■ DOCUMENT SECTION:
# Cast Iron Selection For New Gear



## tfleming (Dec 8, 2016)

Some of you may have seen my post over on the antique machine section about the old Lodge and Shipley lathe I recently picked up.  The small  spindle gear is missing about 8 teeth. I have decided to make a new gear for it, and wanted opinions on cast iron selection.  The gear itself is 4.116 OD,  12 DP, and 48 teeth.  It is the drive gear for the feed gear train.  I am debating between Type 40 Gray cast iron or Ductile iron.  The Type 40 is easier to get and is a bit less expensive.  Any thoughts or comments on choice here?


----------



## rgray (Dec 8, 2016)

I might think of brass for that. So much cooler


----------



## Billh50 (Dec 8, 2016)

ductile is much stronger than gray.


----------



## Uglydog (Dec 8, 2016)

4gsr has some large sticks of Durabar he was trying to move at a very nice price.
I wonder how that would work?

Daryl
MN


----------



## Billh50 (Dec 8, 2016)

There are various grades of durabar. Some are cast gray iron and some are cast ductile iron. durabar is a brand name. Attached is a property sheet for various grades.


----------



## Bob Korves (Dec 8, 2016)

Beyond repairing the gear:
When it crashes next time, think about what you want to see fail first.  It can be very helpful to have a "fuse" in the system that is relatively quick, easy, and cheap to repair, and hopefully will fail first.  Many times it is a shear pin in the lead screw drive, though there are other choices as well.  After making a new gear you will not want to break it or any of its sisters.  Some of the gears are often much more difficult to replace when they fail.  Sometimes machines are designed that way, and when the fuse breaks a stronger one is put in its place, which can cause issues like your broken gear.  Look for previous modifications.  Sometimes machines are built with the attitude that "real machinists do not make mistakes."  I would rather think "smart machinists would rather replace a roll pin than have the lathe down until they can make a gear."  YMMV.

■ EXERCISE 1: Decide whether each statement below agrees with the cast iron gear thread, answering yes or no and quoting the deciding words of the thread: (a) the replacement gear has 48 teeth; (b) the original poster finds ductile iron easier to get than Type 40; (c) Durabar is identified as a brand name.

■ INFORMATION GIVEN:
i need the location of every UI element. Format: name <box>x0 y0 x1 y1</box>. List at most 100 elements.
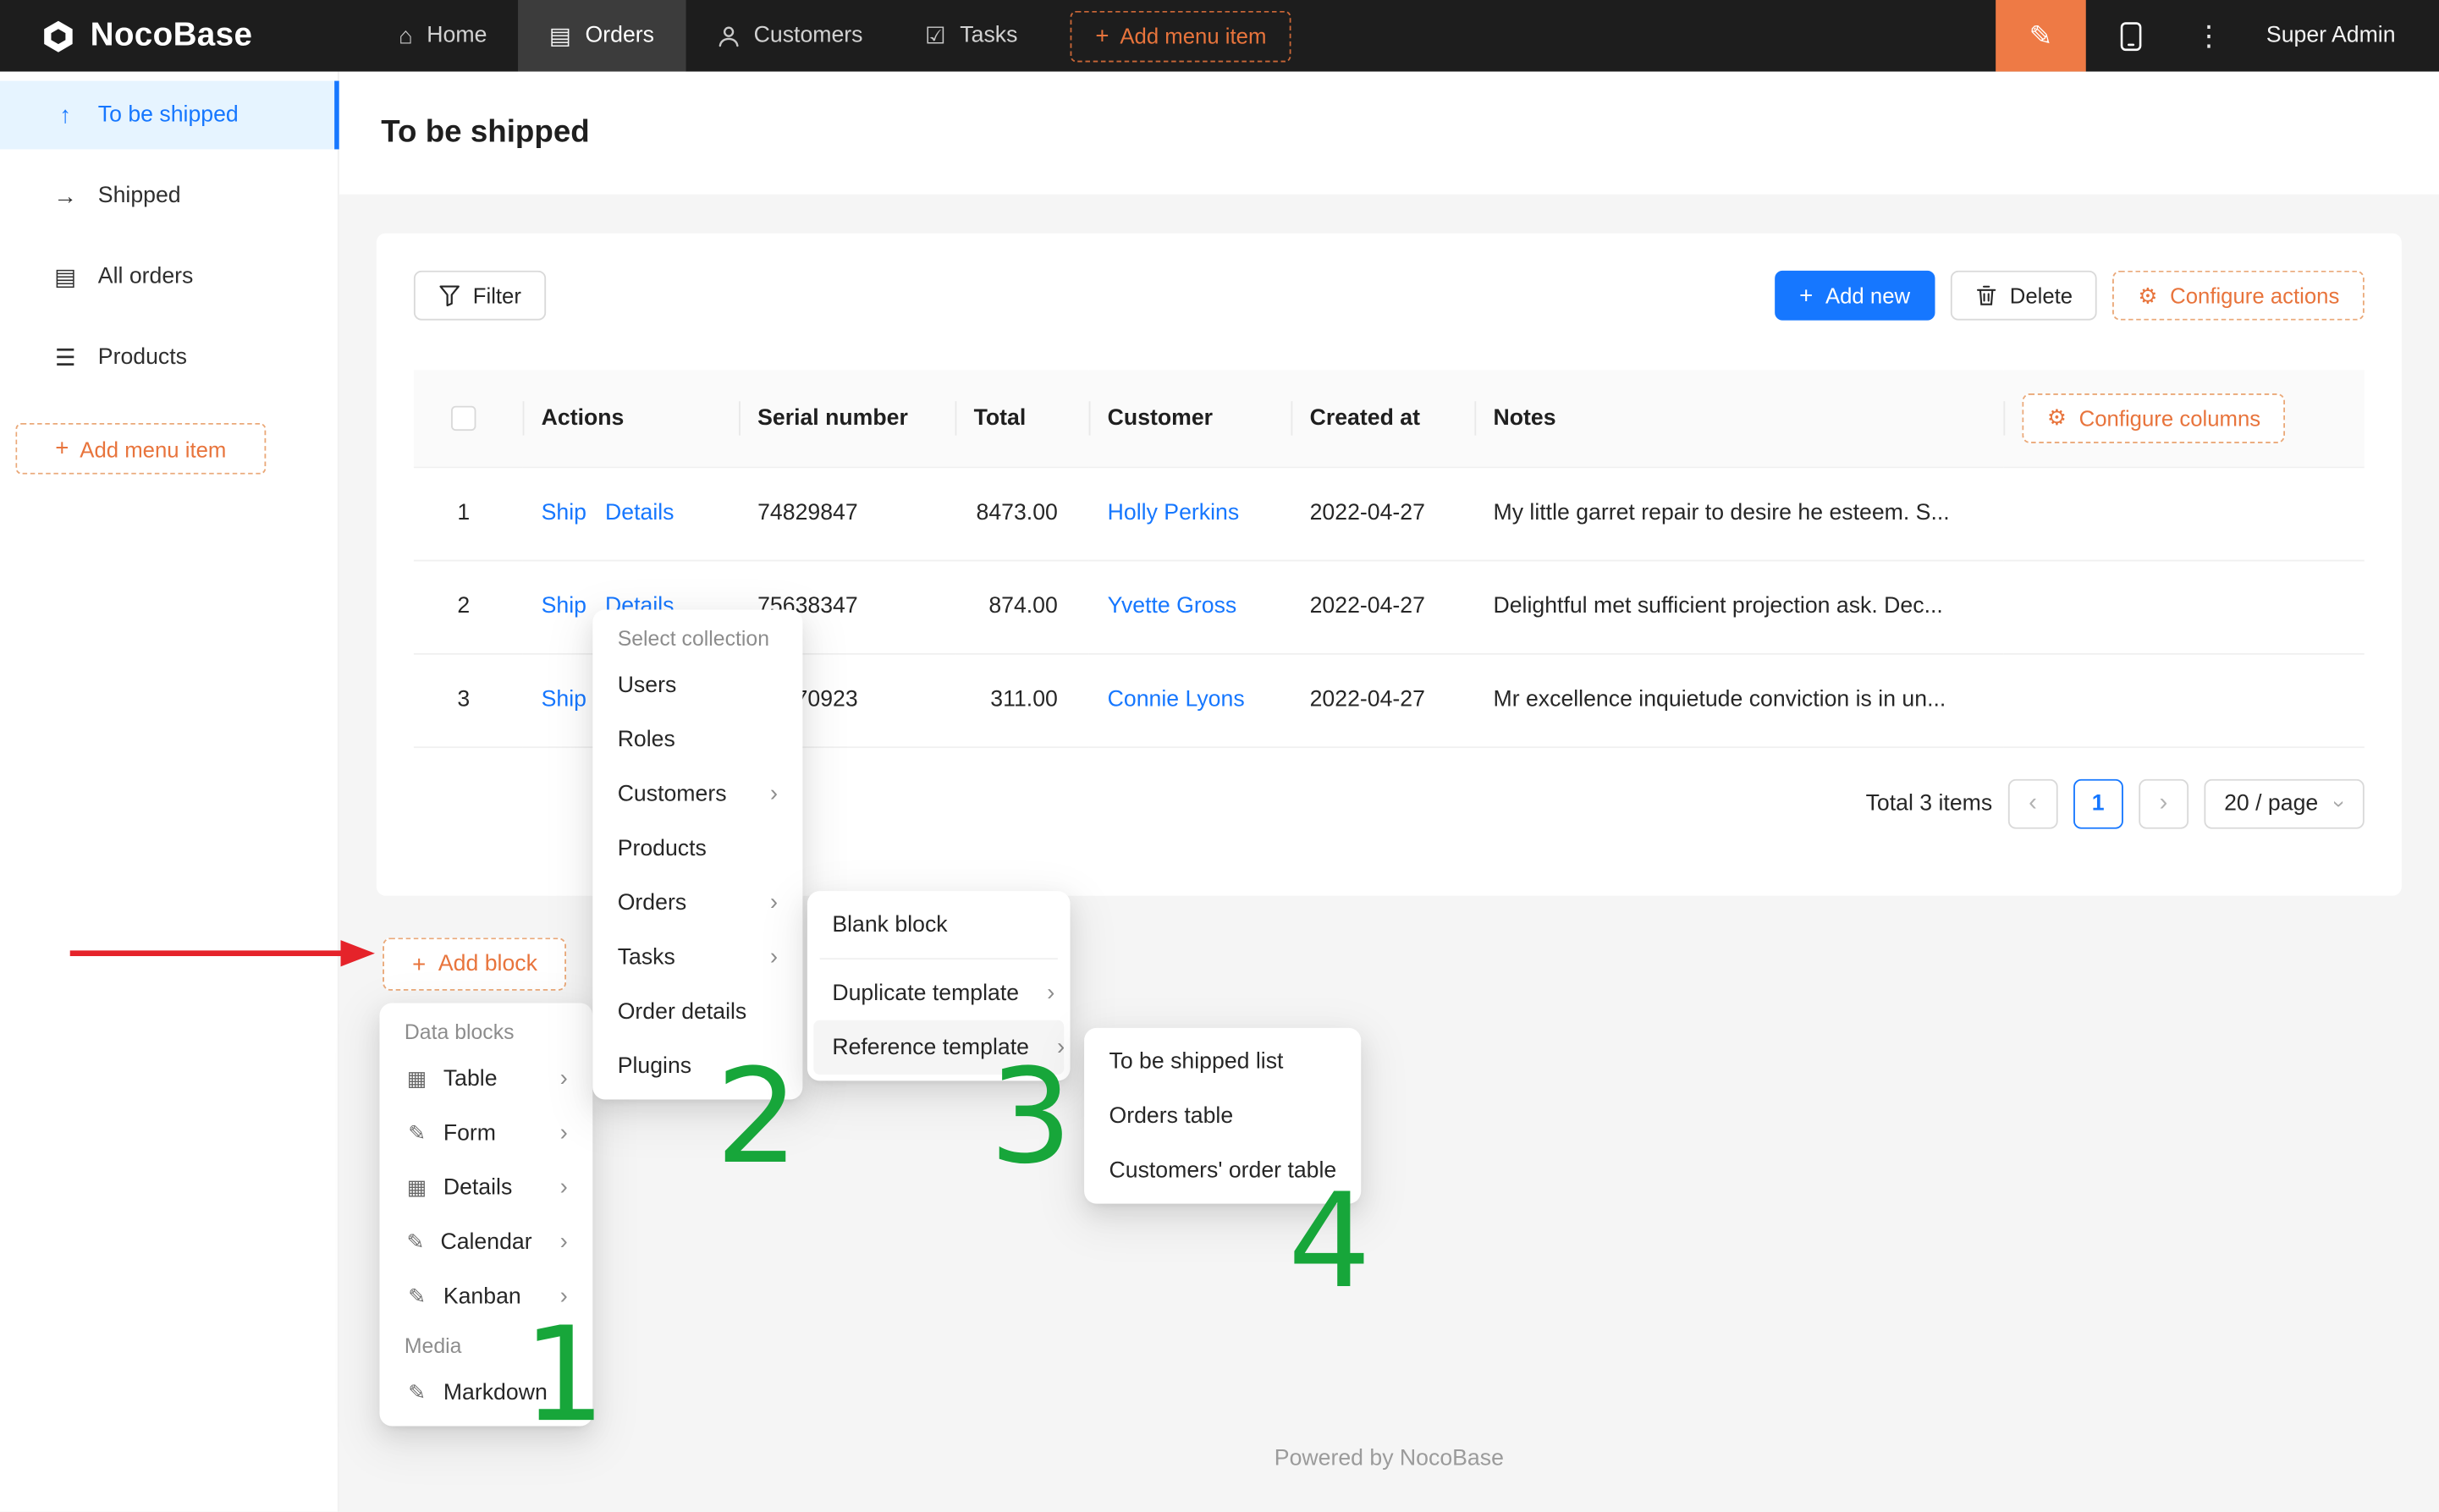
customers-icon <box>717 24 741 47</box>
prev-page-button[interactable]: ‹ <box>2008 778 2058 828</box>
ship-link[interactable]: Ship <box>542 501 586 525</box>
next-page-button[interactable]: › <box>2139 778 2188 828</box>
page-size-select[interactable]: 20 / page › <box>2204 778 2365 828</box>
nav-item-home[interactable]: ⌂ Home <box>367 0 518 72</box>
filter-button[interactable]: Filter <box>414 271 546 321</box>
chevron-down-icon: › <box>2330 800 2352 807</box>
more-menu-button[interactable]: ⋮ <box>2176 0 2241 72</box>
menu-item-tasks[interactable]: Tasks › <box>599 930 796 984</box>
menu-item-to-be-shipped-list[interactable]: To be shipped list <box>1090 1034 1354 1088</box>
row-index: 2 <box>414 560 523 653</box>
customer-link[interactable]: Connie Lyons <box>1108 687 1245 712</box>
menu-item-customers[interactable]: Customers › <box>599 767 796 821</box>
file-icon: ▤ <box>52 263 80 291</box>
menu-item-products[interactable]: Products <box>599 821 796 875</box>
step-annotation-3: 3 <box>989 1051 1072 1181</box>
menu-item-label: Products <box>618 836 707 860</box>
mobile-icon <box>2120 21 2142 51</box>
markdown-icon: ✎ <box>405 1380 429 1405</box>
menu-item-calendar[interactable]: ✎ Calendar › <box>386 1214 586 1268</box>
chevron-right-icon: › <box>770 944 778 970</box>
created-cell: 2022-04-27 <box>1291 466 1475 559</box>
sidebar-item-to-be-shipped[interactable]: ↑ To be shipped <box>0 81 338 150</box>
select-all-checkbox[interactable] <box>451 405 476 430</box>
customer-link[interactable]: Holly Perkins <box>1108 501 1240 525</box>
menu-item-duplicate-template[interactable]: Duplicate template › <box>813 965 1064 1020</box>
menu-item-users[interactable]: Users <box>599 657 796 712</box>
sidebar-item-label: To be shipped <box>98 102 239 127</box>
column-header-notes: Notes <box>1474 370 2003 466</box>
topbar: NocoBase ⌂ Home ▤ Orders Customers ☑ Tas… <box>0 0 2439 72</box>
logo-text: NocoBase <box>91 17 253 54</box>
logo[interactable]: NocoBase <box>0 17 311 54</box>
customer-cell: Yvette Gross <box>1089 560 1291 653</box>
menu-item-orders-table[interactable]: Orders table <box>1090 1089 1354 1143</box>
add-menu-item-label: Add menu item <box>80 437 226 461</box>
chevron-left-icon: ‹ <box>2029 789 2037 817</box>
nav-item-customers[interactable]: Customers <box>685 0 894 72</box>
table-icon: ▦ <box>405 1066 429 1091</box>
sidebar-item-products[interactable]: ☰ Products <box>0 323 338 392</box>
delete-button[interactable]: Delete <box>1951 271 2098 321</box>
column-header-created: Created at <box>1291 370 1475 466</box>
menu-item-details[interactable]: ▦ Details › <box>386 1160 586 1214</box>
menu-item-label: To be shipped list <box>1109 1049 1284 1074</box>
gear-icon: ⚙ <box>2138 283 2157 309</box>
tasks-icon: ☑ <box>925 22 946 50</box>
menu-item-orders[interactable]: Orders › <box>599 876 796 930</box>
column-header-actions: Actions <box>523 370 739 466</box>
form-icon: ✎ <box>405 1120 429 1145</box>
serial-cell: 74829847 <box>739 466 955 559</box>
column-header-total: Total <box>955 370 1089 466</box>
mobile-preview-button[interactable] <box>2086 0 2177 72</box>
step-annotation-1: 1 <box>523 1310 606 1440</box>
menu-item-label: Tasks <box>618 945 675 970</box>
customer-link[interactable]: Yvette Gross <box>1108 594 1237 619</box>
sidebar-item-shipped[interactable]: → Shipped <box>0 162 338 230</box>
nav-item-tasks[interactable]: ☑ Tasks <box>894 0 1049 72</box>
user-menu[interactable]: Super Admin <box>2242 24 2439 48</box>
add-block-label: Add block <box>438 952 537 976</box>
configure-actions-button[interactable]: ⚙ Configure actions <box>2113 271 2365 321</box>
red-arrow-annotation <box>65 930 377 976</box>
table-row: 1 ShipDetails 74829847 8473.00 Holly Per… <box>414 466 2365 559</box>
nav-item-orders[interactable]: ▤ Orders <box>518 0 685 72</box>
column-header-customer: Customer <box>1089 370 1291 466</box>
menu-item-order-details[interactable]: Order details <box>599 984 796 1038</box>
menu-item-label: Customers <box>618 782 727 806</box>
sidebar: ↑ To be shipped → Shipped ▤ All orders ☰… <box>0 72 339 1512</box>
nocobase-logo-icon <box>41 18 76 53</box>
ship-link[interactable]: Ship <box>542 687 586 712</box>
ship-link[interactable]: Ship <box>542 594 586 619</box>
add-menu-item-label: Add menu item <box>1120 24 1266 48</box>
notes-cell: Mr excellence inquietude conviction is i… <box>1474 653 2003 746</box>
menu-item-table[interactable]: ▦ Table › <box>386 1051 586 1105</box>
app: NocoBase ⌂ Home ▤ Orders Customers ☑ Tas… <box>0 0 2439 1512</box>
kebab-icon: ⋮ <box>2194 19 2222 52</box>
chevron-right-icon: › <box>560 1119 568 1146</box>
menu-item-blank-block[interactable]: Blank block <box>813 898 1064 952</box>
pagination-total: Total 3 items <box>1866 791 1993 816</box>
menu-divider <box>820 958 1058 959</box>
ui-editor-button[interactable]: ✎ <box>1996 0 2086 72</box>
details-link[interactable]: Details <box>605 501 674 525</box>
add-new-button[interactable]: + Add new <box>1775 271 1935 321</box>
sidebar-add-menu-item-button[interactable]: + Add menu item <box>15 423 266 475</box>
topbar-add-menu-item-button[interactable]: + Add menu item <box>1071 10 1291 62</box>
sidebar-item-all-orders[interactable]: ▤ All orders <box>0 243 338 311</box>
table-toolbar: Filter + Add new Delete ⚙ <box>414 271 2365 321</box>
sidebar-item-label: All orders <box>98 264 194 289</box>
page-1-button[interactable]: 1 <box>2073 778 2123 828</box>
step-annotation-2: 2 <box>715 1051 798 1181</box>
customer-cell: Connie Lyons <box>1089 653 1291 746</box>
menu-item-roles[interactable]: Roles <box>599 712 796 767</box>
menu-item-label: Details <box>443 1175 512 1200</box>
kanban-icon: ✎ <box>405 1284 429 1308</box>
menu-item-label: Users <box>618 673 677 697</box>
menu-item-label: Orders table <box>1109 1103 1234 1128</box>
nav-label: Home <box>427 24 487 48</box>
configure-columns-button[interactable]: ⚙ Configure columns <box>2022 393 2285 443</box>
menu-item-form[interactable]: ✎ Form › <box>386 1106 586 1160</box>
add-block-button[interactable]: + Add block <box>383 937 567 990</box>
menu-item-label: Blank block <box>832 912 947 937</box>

■ EXERCISE 2: From the records, set down without any change the lines that begin at the line containing "customers-icon <box>717 24 741 47</box>" and stop after the line containing "customer-link[interactable]: Holly Perkins".

■ ANSWER 1:
(a) Yes: "12 DP, and 48 teeth"
(b) No: "The Type 40 is easier to get and is a bit less expensive."
(c) Yes: "durabar is a brand name."

■ ANSWER 2:
customers-icon <box>717 24 741 47</box>
prev-page-button[interactable]: ‹ <box>2008 778 2058 828</box>
ship-link[interactable]: Ship <box>542 501 586 525</box>
next-page-button[interactable]: › <box>2139 778 2188 828</box>
page-size-select[interactable]: 20 / page › <box>2204 778 2365 828</box>
nav-item-home[interactable]: ⌂ Home <box>367 0 518 72</box>
filter-button[interactable]: Filter <box>414 271 546 321</box>
chevron-down-icon: › <box>2330 800 2352 807</box>
more-menu-button[interactable]: ⋮ <box>2176 0 2241 72</box>
menu-item-tasks[interactable]: Tasks › <box>599 930 796 984</box>
menu-item-to-be-shipped-list[interactable]: To be shipped list <box>1090 1034 1354 1088</box>
row-index: 2 <box>414 560 523 653</box>
customer-link[interactable]: Connie Lyons <box>1108 687 1245 712</box>
menu-item-customers[interactable]: Customers › <box>599 767 796 821</box>
file-icon: ▤ <box>52 263 80 291</box>
menu-item-products[interactable]: Products <box>599 821 796 875</box>
step-annotation-3: 3 <box>989 1051 1072 1181</box>
menu-item-label: Products <box>618 836 707 860</box>
mobile-icon <box>2120 21 2142 51</box>
markdown-icon: ✎ <box>405 1380 429 1405</box>
menu-item-calendar[interactable]: ✎ Calendar › <box>386 1214 586 1268</box>
chevron-right-icon: › <box>770 944 778 970</box>
created-cell: 2022-04-27 <box>1291 466 1475 559</box>
sidebar-item-to-be-shipped[interactable]: ↑ To be shipped <box>0 81 338 150</box>
select-all-checkbox[interactable] <box>451 405 476 430</box>
customer-link[interactable]: Holly Perkins <box>1108 501 1240 525</box>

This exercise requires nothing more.